▸ **Prompt**: Output the lines that follow exactly as they are.

### Provided records ###

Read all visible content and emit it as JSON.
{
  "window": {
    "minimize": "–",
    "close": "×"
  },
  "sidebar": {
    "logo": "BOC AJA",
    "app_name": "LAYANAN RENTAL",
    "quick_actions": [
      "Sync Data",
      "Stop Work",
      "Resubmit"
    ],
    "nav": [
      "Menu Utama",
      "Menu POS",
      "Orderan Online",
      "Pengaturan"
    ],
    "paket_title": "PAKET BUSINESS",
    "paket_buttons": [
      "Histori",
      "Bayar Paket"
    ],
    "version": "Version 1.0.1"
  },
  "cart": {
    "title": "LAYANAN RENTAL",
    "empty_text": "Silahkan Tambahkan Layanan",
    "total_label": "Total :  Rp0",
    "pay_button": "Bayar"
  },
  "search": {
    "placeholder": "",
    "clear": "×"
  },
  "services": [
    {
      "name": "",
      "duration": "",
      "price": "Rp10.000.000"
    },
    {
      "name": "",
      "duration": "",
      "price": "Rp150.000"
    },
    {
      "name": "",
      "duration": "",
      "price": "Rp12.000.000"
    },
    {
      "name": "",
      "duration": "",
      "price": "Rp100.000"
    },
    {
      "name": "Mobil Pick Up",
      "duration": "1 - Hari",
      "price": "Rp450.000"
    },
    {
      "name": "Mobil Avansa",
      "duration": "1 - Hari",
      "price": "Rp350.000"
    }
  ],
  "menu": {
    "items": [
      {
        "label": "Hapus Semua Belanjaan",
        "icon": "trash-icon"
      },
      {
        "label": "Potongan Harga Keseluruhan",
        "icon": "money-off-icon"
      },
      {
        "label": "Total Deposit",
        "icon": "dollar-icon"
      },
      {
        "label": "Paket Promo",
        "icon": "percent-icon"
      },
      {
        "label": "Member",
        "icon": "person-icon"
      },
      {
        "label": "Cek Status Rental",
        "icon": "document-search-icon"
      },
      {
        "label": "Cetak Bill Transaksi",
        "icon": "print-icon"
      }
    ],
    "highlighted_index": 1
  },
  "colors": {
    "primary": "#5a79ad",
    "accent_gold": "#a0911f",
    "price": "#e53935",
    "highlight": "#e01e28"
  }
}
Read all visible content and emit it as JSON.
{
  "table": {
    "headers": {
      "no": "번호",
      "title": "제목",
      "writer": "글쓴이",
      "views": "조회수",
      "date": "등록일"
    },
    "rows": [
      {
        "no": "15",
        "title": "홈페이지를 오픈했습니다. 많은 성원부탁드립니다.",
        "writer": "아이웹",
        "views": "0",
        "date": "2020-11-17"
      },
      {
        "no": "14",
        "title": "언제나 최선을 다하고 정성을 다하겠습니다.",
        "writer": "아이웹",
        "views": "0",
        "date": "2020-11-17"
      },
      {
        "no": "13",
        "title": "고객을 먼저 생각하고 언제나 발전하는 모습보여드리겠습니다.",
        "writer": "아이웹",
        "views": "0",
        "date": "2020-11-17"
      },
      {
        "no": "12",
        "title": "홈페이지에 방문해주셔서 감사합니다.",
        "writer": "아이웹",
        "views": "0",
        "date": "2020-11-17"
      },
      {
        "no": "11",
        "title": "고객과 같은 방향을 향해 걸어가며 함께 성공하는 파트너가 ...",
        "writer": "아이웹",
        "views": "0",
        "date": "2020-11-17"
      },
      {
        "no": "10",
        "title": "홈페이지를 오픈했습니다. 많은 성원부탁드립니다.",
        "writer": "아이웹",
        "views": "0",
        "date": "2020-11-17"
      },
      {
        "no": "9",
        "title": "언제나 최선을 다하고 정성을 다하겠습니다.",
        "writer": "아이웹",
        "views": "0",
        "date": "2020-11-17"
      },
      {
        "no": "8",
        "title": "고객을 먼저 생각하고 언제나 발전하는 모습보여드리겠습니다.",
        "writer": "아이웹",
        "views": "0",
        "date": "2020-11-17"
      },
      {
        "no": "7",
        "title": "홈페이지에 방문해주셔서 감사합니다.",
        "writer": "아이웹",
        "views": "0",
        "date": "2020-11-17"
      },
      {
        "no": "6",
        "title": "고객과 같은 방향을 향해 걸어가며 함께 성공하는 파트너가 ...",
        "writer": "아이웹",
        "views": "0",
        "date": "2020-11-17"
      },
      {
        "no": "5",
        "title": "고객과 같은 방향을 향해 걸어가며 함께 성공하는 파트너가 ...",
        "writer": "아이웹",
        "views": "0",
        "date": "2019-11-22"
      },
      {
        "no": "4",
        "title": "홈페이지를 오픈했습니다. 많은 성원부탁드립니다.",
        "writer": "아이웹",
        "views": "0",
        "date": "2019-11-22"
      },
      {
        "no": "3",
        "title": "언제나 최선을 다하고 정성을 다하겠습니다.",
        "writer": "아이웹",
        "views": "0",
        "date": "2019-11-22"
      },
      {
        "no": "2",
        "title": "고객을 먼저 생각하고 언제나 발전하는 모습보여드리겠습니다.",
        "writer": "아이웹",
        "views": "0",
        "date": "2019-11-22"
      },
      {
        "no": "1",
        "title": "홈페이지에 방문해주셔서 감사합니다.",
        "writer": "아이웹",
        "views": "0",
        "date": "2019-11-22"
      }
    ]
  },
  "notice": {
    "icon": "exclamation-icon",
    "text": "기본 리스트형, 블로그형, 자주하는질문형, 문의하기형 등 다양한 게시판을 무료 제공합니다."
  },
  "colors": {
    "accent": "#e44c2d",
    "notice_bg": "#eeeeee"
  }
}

###

▸ **Completed task**:
Read all visible content and emit it as JSON.
{
  "window": {
    "minimize": "–",
    "close": "×"
  },
  "sidebar": {
    "logo": "BOC AJA",
    "app_name": "LAYANAN RENTAL",
    "quick_actions": [
      "Sync Data",
      "Stop Work",
      "Resubmit"
    ],
    "nav": [
      "Menu Utama",
      "Menu POS",
      "Orderan Online",
      "Pengaturan"
    ],
    "paket_title": "PAKET BUSINESS",
    "paket_buttons": [
      "Histori",
      "Bayar Paket"
    ],
    "version": "Version 1.0.1"
  },
  "cart": {
    "title": "LAYANAN RENTAL",
    "empty_text": "Silahkan Tambahkan Layanan",
    "total_label": "Total :  Rp0",
    "pay_button": "Bayar"
  },
  "search": {
    "placeholder": "",
    "clear": "×"
  },
  "services": [
    {
      "name": "",
      "duration": "",
      "price": "Rp10.000.000"
    },
    {
      "name": "",
      "duration": "",
      "price": "Rp150.000"
    },
    {
      "name": "",
      "duration": "",
      "price": "Rp12.000.000"
    },
    {
      "name": "",
      "duration": "",
      "price": "Rp100.000"
    },
    {
      "name": "Mobil Pick Up",
      "duration": "1 - Hari",
      "price": "Rp450.000"
    },
    {
      "name": "Mobil Avansa",
      "duration": "1 - Hari",
      "price": "Rp350.000"
    }
  ],
  "menu": {
    "items": [
      {
        "label": "Hapus Semua Belanjaan",
        "icon": "trash-icon"
      },
      {
        "label": "Potongan Harga Keseluruhan",
        "icon": "money-off-icon"
      },
      {
        "label": "Total Deposit",
        "icon": "dollar-icon"
      },
      {
        "label": "Paket Promo",
        "icon": "percent-icon"
      },
      {
        "label": "Member",
        "icon": "person-icon"
      },
      {
        "label": "Cek Status Rental",
        "icon": "document-search-icon"
      },
      {
        "label": "Cetak Bill Transaksi",
        "icon": "print-icon"
      }
    ],
    "highlighted_index": 1
  },
  "colors": {
    "primary": "#5a79ad",
    "accent_gold": "#a0911f",
    "price": "#e53935",
    "highlight": "#e01e28"
  }
}
Read all visible content and emit it as JSON.
{
  "table": {
    "headers": {
      "no": "번호",
      "title": "제목",
      "writer": "글쓴이",
      "views": "조회수",
      "date": "등록일"
    },
    "rows": [
      {
        "no": "15",
        "title": "홈페이지를 오픈했습니다. 많은 성원부탁드립니다.",
        "writer": "아이웹",
        "views": "0",
        "date": "2020-11-17"
      },
      {
        "no": "14",
        "title": "언제나 최선을 다하고 정성을 다하겠습니다.",
        "writer": "아이웹",
        "views": "0",
        "date": "2020-11-17"
      },
      {
        "no": "13",
        "title": "고객을 먼저 생각하고 언제나 발전하는 모습보여드리겠습니다.",
        "writer": "아이웹",
        "views": "0",
        "date": "2020-11-17"
      },
      {
        "no": "12",
        "title": "홈페이지에 방문해주셔서 감사합니다.",
        "writer": "아이웹",
        "views": "0",
        "date": "2020-11-17"
      },
      {
        "no": "11",
        "title": "고객과 같은 방향을 향해 걸어가며 함께 성공하는 파트너가 ...",
        "writer": "아이웹",
        "views": "0",
        "date": "2020-11-17"
      },
      {
        "no": "10",
        "title": "홈페이지를 오픈했습니다. 많은 성원부탁드립니다.",
        "writer": "아이웹",
        "views": "0",
        "date": "2020-11-17"
      },
      {
        "no": "9",
        "title": "언제나 최선을 다하고 정성을 다하겠습니다.",
        "writer": "아이웹",
        "views": "0",
        "date": "2020-11-17"
      },
      {
        "no": "8",
        "title": "고객을 먼저 생각하고 언제나 발전하는 모습보여드리겠습니다.",
        "writer": "아이웹",
        "views": "0",
        "date": "2020-11-17"
      },
      {
        "no": "7",
        "title": "홈페이지에 방문해주셔서 감사합니다.",
        "writer": "아이웹",
        "views": "0",
        "date": "2020-11-17"
      },
      {
        "no": "6",
        "title": "고객과 같은 방향을 향해 걸어가며 함께 성공하는 파트너가 ...",
        "writer": "아이웹",
        "views": "0",
        "date": "2020-11-17"
      },
      {
        "no": "5",
        "title": "고객과 같은 방향을 향해 걸어가며 함께 성공하는 파트너가 ...",
        "writer": "아이웹",
        "views": "0",
        "date": "2019-11-22"
      },
      {
        "no": "4",
        "title": "홈페이지를 오픈했습니다. 많은 성원부탁드립니다.",
        "writer": "아이웹",
        "views": "0",
        "date": "2019-11-22"
      },
      {
        "no": "3",
        "title": "언제나 최선을 다하고 정성을 다하겠습니다.",
        "writer": "아이웹",
        "views": "0",
        "date": "2019-11-22"
      },
      {
        "no": "2",
        "title": "고객을 먼저 생각하고 언제나 발전하는 모습보여드리겠습니다.",
        "writer": "아이웹",
        "views": "0",
        "date": "2019-11-22"
      },
      {
        "no": "1",
        "title": "홈페이지에 방문해주셔서 감사합니다.",
        "writer": "아이웹",
        "views": "0",
        "date": "2019-11-22"
      }
    ]
  },
  "notice": {
    "icon": "exclamation-icon",
    "text": "기본 리스트형, 블로그형, 자주하는질문형, 문의하기형 등 다양한 게시판을 무료 제공합니다."
  },
  "colors": {
    "accent": "#e44c2d",
    "notice_bg": "#eeeeee"
  }
}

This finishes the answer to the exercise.